Written exercise ::
Wherever the word "Month" shows up in a line, please copy that line.

Records for the task ::
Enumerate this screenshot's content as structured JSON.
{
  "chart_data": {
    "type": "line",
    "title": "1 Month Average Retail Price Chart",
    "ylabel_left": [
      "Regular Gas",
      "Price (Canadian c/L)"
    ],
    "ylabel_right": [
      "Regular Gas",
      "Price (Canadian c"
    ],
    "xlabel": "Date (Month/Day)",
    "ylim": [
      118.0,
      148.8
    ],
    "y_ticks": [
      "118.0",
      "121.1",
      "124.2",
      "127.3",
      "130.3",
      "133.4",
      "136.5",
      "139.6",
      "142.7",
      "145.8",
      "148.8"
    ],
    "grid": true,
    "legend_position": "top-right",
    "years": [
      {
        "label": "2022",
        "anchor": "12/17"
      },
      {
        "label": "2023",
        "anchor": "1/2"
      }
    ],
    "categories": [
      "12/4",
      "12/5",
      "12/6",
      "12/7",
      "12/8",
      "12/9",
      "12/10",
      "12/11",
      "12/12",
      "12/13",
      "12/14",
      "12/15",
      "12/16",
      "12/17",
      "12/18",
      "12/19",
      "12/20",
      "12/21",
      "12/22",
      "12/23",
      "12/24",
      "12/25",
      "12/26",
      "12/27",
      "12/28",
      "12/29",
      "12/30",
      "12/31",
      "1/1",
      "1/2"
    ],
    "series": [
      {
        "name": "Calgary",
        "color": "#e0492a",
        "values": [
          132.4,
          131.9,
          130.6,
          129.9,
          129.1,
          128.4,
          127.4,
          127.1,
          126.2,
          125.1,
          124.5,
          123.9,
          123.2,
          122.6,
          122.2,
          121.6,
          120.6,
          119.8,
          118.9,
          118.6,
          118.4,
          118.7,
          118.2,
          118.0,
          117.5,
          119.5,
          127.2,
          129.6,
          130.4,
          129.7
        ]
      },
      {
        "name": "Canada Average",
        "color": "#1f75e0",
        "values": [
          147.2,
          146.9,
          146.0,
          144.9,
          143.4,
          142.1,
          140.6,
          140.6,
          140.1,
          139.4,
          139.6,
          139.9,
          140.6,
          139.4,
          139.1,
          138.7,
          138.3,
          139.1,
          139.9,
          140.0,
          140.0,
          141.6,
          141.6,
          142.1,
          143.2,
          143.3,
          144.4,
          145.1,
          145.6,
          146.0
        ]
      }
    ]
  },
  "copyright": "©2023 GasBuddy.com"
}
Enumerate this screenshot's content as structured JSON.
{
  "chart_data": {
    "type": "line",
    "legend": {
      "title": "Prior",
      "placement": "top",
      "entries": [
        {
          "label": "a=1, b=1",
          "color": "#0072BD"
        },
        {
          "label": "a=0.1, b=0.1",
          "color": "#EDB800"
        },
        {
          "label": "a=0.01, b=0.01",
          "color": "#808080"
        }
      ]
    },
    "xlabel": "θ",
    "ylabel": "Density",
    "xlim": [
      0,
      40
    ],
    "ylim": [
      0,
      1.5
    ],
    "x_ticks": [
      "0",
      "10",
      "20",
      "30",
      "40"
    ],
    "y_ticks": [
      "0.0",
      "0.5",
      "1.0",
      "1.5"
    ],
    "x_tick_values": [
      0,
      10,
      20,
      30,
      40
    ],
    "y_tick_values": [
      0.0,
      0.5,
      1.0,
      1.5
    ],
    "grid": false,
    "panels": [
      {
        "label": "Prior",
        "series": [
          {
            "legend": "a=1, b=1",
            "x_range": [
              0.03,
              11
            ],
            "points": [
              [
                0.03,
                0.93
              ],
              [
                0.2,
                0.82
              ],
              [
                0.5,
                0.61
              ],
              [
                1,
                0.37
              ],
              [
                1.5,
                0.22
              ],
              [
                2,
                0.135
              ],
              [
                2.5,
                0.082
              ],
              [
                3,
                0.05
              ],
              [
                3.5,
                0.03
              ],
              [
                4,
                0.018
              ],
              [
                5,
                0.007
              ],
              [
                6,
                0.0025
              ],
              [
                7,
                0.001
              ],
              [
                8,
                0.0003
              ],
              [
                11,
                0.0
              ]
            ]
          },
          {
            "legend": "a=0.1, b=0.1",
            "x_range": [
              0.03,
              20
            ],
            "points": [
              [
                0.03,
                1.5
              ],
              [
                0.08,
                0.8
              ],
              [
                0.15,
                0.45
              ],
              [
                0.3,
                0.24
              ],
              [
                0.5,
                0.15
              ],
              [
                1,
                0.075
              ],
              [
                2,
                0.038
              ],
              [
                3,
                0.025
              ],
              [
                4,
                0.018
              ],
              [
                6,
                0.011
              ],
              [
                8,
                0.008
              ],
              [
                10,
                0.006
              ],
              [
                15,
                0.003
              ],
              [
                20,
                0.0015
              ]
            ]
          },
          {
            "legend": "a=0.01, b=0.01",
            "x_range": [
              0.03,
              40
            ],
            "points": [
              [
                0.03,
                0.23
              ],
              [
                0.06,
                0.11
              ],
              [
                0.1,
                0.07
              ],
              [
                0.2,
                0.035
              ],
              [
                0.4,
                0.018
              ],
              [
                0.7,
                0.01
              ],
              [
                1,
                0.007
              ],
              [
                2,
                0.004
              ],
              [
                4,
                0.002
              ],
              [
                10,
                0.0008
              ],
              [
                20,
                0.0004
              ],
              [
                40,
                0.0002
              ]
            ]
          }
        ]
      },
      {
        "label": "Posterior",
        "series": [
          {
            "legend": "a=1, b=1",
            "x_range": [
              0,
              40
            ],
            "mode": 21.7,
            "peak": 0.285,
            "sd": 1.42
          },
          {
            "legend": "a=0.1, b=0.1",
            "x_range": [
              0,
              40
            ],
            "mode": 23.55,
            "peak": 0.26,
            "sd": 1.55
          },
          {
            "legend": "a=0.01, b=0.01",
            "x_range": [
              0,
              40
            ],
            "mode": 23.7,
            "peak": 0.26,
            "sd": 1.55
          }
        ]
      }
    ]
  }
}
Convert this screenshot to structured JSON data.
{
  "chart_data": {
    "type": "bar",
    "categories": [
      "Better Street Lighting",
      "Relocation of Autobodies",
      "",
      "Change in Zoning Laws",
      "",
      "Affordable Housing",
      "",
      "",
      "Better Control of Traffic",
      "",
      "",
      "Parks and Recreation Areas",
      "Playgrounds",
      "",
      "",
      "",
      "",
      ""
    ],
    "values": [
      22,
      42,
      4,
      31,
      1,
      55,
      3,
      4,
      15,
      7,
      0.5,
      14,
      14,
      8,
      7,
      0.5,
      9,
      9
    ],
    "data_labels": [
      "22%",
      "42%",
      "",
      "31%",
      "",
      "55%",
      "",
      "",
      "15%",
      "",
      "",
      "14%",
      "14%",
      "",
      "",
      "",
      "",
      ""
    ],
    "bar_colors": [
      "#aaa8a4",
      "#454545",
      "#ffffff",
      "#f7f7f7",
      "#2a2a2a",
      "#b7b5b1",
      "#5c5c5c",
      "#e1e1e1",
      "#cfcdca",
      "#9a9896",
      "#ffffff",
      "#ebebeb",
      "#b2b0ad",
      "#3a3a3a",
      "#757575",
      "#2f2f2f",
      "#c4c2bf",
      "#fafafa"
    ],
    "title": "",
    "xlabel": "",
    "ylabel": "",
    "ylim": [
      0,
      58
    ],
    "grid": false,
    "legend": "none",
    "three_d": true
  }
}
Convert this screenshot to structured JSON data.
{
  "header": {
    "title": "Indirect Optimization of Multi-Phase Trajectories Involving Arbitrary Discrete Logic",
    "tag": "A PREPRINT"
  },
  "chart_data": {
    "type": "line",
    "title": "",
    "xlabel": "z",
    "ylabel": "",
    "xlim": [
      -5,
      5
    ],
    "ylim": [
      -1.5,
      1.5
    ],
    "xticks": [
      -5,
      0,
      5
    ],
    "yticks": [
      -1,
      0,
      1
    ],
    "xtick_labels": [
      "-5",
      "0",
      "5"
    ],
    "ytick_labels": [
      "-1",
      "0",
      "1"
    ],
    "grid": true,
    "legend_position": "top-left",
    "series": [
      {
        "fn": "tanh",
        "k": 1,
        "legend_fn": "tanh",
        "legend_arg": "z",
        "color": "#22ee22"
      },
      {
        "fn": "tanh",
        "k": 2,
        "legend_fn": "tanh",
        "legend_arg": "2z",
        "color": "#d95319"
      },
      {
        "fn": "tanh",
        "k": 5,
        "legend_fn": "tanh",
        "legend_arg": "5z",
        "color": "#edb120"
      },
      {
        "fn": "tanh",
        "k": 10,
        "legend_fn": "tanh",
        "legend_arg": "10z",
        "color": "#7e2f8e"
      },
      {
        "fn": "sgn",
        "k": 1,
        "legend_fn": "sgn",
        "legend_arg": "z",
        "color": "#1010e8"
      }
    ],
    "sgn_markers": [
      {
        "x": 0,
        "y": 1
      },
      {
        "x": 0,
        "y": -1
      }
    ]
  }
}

Solution for this exercise ::
    "title": "1 Month Average Retail Price Chart",
    "xlabel": "Date (Month/Day)",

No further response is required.